→ **GIVEN REQUEST**: Copy every line that mentions the word "html".

→ **SUPPLIED RECORDS**:
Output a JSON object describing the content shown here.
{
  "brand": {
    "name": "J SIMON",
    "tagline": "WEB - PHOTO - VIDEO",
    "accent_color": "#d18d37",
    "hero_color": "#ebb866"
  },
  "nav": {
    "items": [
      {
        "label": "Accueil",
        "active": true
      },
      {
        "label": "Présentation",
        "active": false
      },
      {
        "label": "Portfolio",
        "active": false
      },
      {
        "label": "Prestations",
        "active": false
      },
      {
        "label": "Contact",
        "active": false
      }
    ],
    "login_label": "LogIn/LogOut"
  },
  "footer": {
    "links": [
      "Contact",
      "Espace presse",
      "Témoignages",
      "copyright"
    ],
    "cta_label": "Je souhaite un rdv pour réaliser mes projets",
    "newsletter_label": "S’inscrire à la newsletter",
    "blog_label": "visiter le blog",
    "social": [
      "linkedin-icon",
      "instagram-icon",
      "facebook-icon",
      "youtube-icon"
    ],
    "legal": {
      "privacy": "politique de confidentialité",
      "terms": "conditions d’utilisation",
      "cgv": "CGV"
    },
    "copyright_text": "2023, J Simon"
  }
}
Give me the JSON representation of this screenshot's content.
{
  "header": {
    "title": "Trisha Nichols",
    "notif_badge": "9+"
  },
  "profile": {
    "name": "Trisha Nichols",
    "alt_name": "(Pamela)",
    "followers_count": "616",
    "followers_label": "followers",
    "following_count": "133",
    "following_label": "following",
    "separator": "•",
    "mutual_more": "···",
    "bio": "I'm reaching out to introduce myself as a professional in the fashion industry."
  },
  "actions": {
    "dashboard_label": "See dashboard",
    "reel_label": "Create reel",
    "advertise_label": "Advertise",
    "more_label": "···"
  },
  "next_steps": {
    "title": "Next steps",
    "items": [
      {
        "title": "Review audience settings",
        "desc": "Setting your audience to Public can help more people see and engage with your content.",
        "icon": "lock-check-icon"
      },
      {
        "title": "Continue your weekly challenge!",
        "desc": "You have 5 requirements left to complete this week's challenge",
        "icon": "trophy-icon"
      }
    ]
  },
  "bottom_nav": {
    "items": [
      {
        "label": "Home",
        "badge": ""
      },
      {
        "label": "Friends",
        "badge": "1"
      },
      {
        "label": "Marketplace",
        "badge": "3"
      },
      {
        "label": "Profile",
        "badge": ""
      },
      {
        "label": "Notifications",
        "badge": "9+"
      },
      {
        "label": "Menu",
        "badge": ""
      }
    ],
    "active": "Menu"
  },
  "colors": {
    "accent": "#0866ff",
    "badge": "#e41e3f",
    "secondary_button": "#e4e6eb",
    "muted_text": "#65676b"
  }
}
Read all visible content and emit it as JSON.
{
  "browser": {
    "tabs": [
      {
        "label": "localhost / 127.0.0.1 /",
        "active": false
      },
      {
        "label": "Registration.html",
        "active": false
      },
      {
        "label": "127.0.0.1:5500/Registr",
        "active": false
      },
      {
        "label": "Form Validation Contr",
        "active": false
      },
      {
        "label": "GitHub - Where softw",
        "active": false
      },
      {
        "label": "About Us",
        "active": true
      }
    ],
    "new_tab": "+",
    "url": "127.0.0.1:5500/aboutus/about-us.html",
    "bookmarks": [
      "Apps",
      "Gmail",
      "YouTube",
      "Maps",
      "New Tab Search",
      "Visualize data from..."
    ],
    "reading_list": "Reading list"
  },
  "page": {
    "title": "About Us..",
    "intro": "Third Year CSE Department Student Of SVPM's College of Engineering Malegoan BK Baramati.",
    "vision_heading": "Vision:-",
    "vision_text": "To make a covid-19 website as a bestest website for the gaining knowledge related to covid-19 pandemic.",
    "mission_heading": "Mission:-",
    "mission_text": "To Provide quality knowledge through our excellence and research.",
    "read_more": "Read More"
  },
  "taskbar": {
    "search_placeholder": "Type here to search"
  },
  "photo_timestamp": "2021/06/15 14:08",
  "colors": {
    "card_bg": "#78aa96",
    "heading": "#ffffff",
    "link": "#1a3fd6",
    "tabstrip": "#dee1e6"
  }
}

→ **TASK SOLUTION**:
        "label": "Registration.html",
    "url": "127.0.0.1:5500/aboutus/about-us.html",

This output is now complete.